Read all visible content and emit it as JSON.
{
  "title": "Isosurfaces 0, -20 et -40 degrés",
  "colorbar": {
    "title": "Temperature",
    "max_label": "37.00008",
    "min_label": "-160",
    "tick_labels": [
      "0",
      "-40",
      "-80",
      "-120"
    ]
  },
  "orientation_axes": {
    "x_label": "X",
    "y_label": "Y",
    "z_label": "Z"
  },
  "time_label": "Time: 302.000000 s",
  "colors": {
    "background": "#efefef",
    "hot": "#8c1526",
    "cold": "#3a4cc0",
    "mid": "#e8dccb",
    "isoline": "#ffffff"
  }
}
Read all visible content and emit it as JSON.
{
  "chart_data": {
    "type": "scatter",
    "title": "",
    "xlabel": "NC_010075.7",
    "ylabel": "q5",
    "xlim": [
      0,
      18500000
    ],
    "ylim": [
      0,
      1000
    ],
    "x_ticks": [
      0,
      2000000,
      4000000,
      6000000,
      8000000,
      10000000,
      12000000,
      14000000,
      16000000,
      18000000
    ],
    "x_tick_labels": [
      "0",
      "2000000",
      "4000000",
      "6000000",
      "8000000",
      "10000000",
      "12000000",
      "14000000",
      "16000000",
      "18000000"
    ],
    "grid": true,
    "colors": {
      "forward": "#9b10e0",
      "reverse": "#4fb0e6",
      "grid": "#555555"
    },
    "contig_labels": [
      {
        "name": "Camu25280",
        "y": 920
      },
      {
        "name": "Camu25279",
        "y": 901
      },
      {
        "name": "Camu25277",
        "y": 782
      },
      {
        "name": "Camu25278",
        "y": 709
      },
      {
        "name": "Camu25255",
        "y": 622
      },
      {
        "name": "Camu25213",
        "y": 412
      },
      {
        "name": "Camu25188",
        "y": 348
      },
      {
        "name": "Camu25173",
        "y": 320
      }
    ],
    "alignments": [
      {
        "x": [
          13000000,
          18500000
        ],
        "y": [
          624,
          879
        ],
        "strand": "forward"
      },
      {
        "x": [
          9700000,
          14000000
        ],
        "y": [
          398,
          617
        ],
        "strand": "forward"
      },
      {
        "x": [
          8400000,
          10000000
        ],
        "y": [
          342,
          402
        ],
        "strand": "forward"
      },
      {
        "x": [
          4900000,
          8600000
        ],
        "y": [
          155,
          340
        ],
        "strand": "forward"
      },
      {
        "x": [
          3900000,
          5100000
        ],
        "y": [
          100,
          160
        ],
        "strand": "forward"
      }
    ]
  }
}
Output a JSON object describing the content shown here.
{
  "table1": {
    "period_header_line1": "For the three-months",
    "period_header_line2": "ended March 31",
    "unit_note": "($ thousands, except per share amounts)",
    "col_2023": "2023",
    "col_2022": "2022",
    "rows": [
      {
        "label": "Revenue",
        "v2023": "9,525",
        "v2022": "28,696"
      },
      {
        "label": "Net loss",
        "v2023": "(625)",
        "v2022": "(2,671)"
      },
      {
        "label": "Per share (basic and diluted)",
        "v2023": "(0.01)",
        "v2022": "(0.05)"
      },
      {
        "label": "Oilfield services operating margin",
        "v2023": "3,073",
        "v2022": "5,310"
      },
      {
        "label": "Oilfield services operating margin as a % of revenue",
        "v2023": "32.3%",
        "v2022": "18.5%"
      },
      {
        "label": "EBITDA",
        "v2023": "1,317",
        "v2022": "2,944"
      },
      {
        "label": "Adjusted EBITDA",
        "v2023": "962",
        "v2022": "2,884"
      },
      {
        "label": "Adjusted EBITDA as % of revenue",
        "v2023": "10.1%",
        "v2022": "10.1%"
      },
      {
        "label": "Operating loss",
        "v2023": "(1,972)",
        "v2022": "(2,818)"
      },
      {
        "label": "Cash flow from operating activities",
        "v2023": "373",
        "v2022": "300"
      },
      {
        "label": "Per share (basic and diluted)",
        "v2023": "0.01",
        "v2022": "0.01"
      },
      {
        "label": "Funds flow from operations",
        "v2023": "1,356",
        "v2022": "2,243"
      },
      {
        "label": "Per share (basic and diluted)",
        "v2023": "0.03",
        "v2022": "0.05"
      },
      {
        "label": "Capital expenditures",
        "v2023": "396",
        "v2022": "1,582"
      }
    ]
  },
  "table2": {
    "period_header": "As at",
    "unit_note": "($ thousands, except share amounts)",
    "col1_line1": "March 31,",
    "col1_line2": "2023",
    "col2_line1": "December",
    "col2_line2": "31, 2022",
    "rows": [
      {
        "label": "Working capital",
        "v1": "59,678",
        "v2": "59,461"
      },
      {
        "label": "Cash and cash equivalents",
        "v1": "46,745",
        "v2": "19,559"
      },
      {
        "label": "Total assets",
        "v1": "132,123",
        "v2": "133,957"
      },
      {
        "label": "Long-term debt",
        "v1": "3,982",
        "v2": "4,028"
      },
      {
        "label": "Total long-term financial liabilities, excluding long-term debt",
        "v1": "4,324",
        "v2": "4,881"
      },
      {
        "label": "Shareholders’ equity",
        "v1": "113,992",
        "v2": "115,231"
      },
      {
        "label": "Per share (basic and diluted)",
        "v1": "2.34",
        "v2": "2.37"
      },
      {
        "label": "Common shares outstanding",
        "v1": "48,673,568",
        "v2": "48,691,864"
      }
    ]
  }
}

WHAT TO PRODUCE: From the data above, work out how many lines hold "March". Answer with the number alone.

RESULT FOR THIS EXERCISE: 2